— Task instructions —
Carry the passage on stop authority forward from its final line, writing what comes next.

— Text shown —
• • • • •

The governance question is no longer who reviews afterward. It is who can halt the system before execution crosses the point of no return.

When no person owns the stop, the system defaults to continuation. If nobody owns the brake, speed becomes the decision-maker.
Stop authority requires three names. Not one role. Not a committee.

Each function is distinct and non-overlapping. The same individual cannot hold more than one.

01
Stop
Named in advance. Required to halt execution. Protected from retaliation for good-faith invocation.
02
Hold
Maintains suspension while governance responds. Accountable for the duration. Cannot release unilaterally.
03
Release
A separate individual. Empowered to resume only after documented review. Release carries personal accountability.
Stop is the default state. Continuation does not exist until explicitly released by a named individual bound to refusal.
Where personal liability concentrates.

• • • • •

— Dataset rows —
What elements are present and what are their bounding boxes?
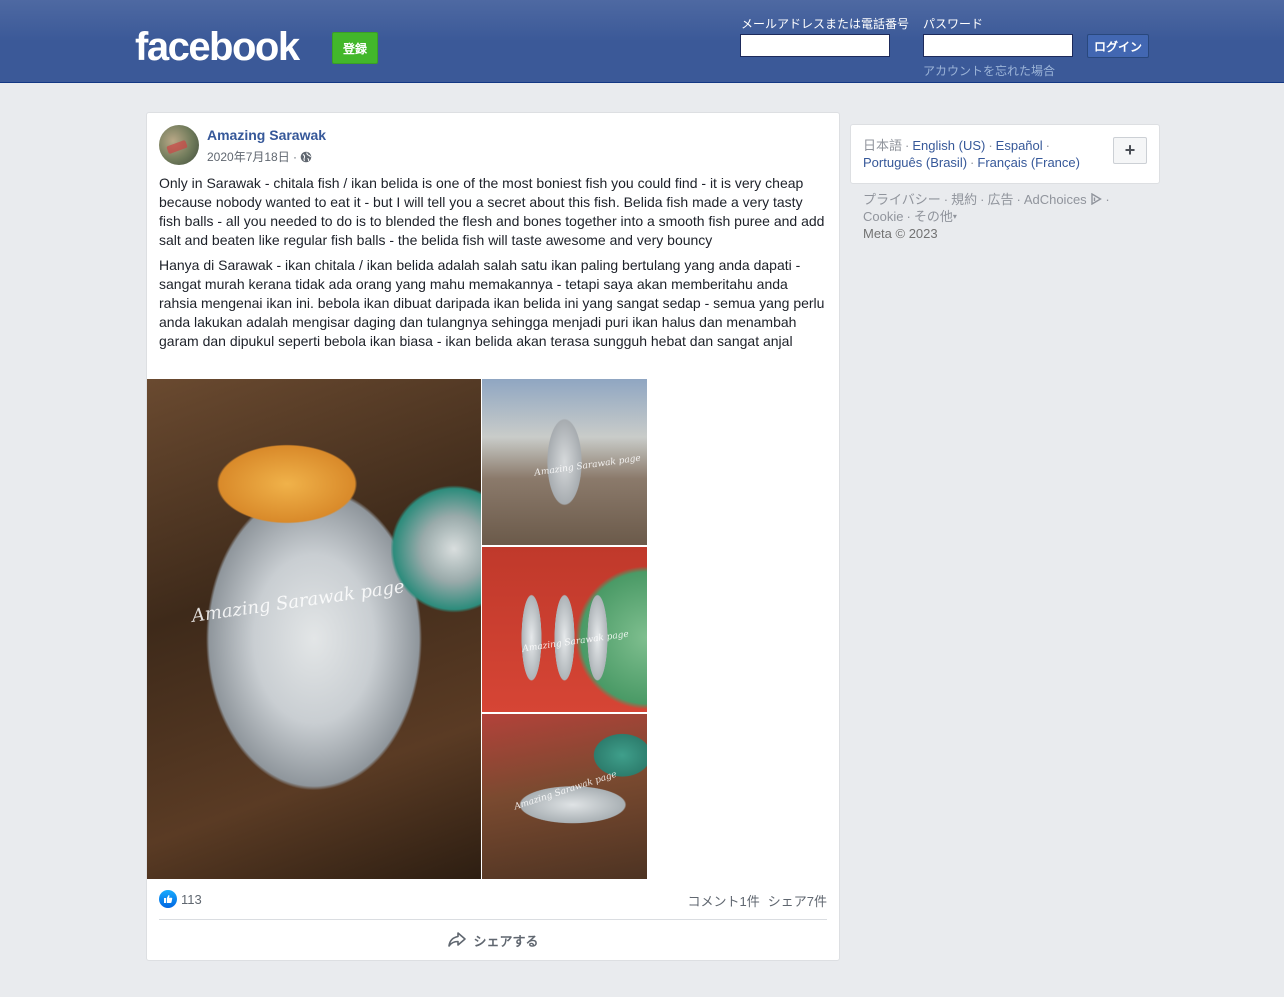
copyright: Meta © 2023: [863, 226, 938, 241]
password-input[interactable]: [923, 34, 1073, 57]
thumbs-up-icon: [164, 895, 173, 903]
facebook-logo[interactable]: facebook: [135, 25, 300, 69]
post-photo-main[interactable]: Amazing Sarawak page: [147, 379, 481, 879]
post-stats: コメント1件 シェア7件: [688, 891, 827, 910]
divider: [159, 919, 827, 920]
share-button[interactable]: シェアする: [159, 923, 827, 957]
post-meta: 2020年7月18日 ·: [207, 148, 312, 165]
footer-terms-link[interactable]: 規約: [951, 192, 977, 207]
footer-adchoices-link[interactable]: AdChoices: [1024, 192, 1087, 207]
language-french[interactable]: Français (France): [977, 155, 1080, 170]
email-input[interactable]: [740, 34, 890, 57]
email-label: メールアドレスまたは電話番号: [741, 17, 910, 31]
page-name-link[interactable]: Amazing Sarawak: [207, 127, 326, 143]
footer-more-link[interactable]: その他▾: [914, 209, 957, 224]
post-text-malay: Hanya di Sarawak - ikan chitala / ikan b…: [159, 257, 825, 349]
share-count[interactable]: シェア7件: [768, 891, 827, 910]
password-label: パスワード: [923, 17, 984, 31]
globe-icon: [300, 151, 312, 162]
login-button[interactable]: ログイン: [1087, 34, 1149, 58]
footer-links: プライバシー · 規約 · 広告 · AdChoices · Cookie · その他▾ Met…: [863, 192, 1110, 241]
language-list: 日本語 · English (US) · Español · Português (Bra…: [863, 138, 1080, 170]
post-text-english: Only in Sarawak - chitala fish / ikan be…: [159, 175, 825, 248]
more-languages-button[interactable]: +: [1113, 137, 1147, 164]
language-spanish[interactable]: Español: [996, 138, 1043, 153]
footer-privacy-link[interactable]: プライバシー: [863, 192, 941, 207]
comment-count[interactable]: コメント1件: [688, 891, 760, 910]
language-selector: 日本語 · English (US) · Español · Português (Bra…: [850, 124, 1160, 184]
adchoices-icon: [1091, 192, 1103, 206]
photo-watermark: Amazing Sarawak page: [521, 629, 630, 655]
share-arrow-icon: [448, 932, 467, 947]
post-card: Amazing Sarawak 2020年7月18日 · Only in Sar…: [146, 112, 840, 961]
photo-watermark: Amazing Sarawak page: [533, 453, 642, 479]
language-english[interactable]: English (US): [912, 138, 985, 153]
photo-watermark: Amazing Sarawak page: [513, 769, 619, 813]
footer-more-label: その他: [913, 209, 953, 224]
language-portuguese[interactable]: Português (Brasil): [863, 155, 967, 170]
post-date[interactable]: 2020年7月18日 ·: [207, 148, 297, 165]
footer-ads-link[interactable]: 広告: [987, 192, 1013, 207]
like-count[interactable]: 113: [181, 892, 202, 907]
page-avatar[interactable]: [159, 125, 199, 165]
footer-cookie-link[interactable]: Cookie: [863, 209, 903, 224]
photo-watermark: Amazing Sarawak page: [190, 576, 406, 627]
caret-down-icon: ▾: [952, 212, 957, 221]
signup-button[interactable]: 登録: [332, 32, 378, 64]
top-navigation-bar: facebook 登録 メールアドレスまたは電話番号 パスワード ログイン アカ…: [0, 0, 1284, 83]
post-photo-4[interactable]: Amazing Sarawak page: [482, 714, 647, 879]
current-language: 日本語: [863, 138, 903, 153]
share-button-label: シェアする: [473, 933, 539, 949]
like-reaction-icon[interactable]: [159, 890, 177, 908]
post-photo-3[interactable]: Amazing Sarawak page: [482, 547, 647, 712]
post-photo-2[interactable]: Amazing Sarawak page: [482, 379, 647, 545]
forgot-account-link[interactable]: アカウントを忘れた場合: [923, 62, 1055, 79]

• • • • •

— Reply to the task —
When a decision produces harm and no named stop authority existed in advance, accountability defaults to those at the top of the governance chain. The absence of a named stop is not a neutral design choice. It is an exposure.

When an organization claims it has a stop mechanism but cannot produce a name, it does not have a stop mechanism. It has a stop narrative.
Three questions for the board.
01  ·  For your most consequential automated decision today, who by name holds explicit stop authority?
02  ·  If that person invokes a stop, who by name holds it until governance responds?
03  ·  Who by name can release the stop, and what documentation is required before they may do so?
If you cannot name these three roles today, you are already operating without a stop.
Most organizations believe they have a stop.
Very few can name it.
If you cannot, the decision has already been made.
Continuation is your default.
For organizations operating irreversible decision systems,
this question is not theoretical.

Private review available.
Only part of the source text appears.